#### Description of the task:
Scan the listing below and copy every line holding "coating".
>> start
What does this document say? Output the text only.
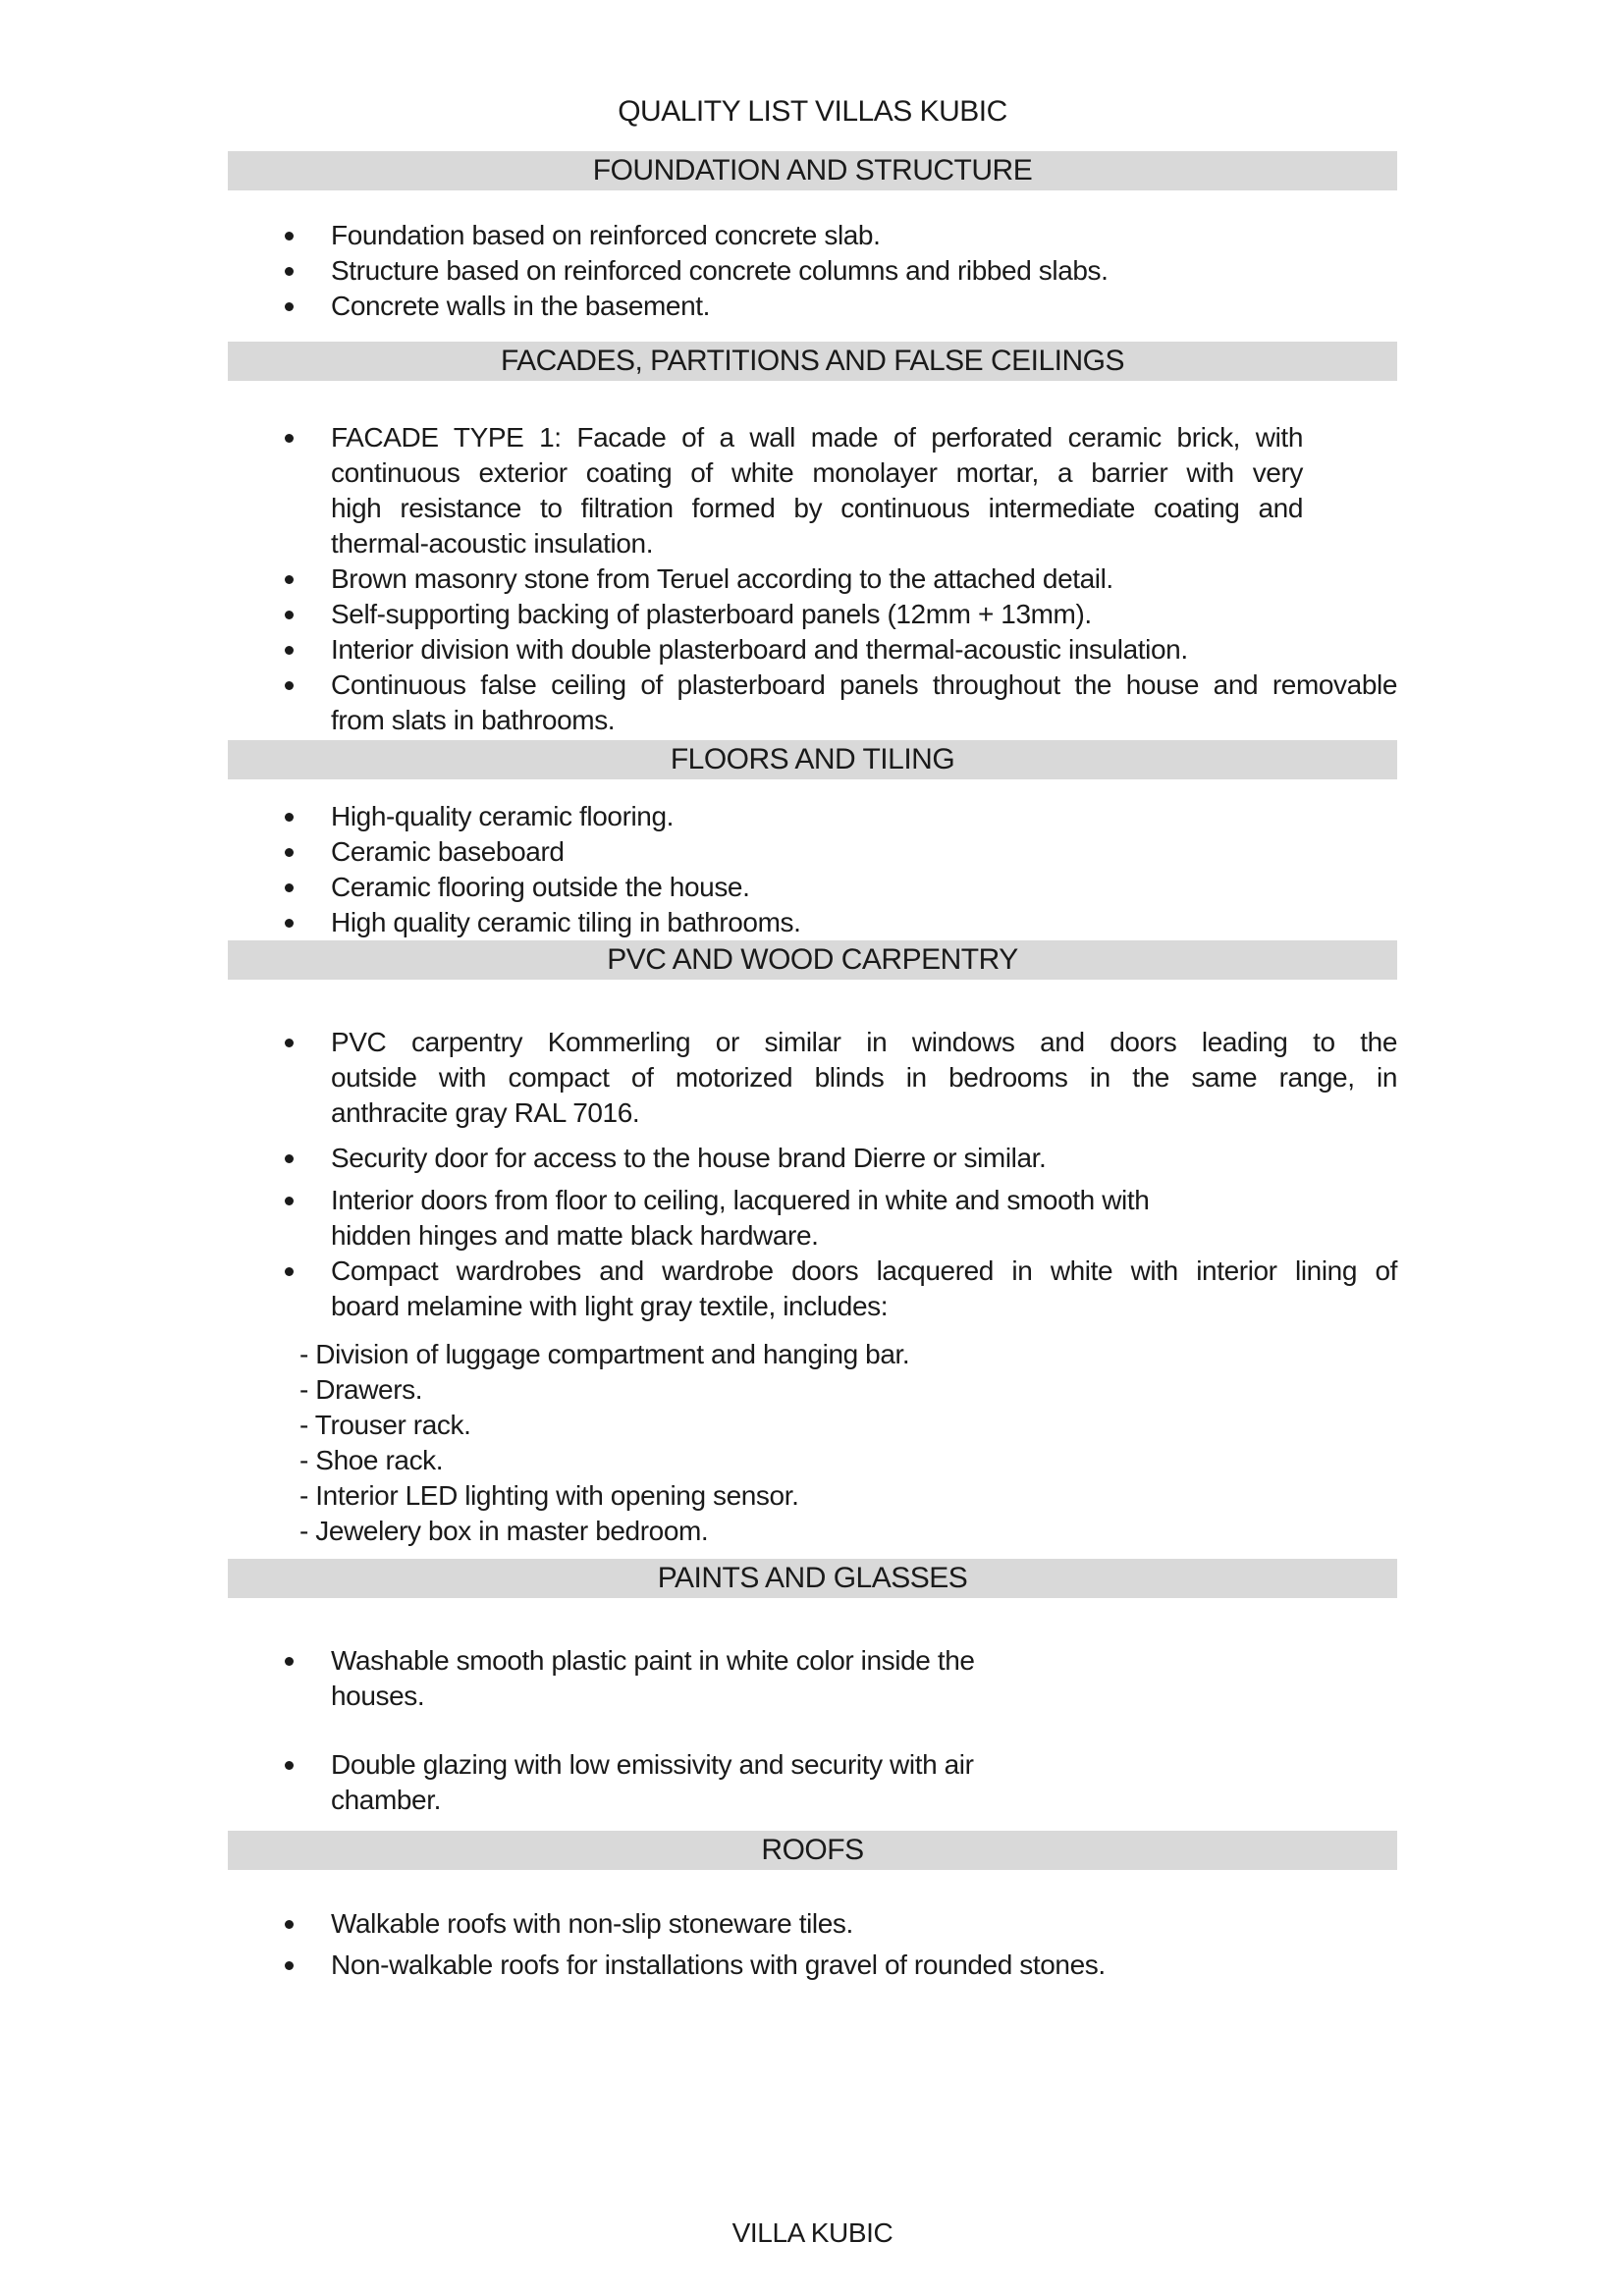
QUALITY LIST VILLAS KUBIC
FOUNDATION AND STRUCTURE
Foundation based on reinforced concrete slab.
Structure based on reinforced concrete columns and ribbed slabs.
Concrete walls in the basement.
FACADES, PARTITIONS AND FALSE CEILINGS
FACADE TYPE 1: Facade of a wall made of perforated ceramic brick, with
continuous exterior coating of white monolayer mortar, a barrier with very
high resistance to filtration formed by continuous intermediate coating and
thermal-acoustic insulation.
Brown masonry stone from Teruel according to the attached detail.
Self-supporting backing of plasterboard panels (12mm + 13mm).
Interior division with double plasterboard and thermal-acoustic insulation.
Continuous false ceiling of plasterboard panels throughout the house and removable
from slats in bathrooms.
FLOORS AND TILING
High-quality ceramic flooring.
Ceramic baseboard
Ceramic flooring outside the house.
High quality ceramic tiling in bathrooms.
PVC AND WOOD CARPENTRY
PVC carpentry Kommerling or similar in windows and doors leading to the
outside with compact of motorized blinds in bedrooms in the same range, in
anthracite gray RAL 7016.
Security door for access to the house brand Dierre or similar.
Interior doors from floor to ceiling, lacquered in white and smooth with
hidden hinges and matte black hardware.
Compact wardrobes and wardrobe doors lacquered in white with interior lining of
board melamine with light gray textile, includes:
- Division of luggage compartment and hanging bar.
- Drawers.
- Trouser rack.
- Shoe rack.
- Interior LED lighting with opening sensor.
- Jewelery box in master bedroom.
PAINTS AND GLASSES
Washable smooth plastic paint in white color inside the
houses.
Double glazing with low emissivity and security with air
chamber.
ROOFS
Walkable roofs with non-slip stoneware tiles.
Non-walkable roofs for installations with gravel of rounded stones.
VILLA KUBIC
>> end
#### Solution:
continuous exterior coating of white monolayer mortar, a barrier with very
high resistance to filtration formed by continuous intermediate coating and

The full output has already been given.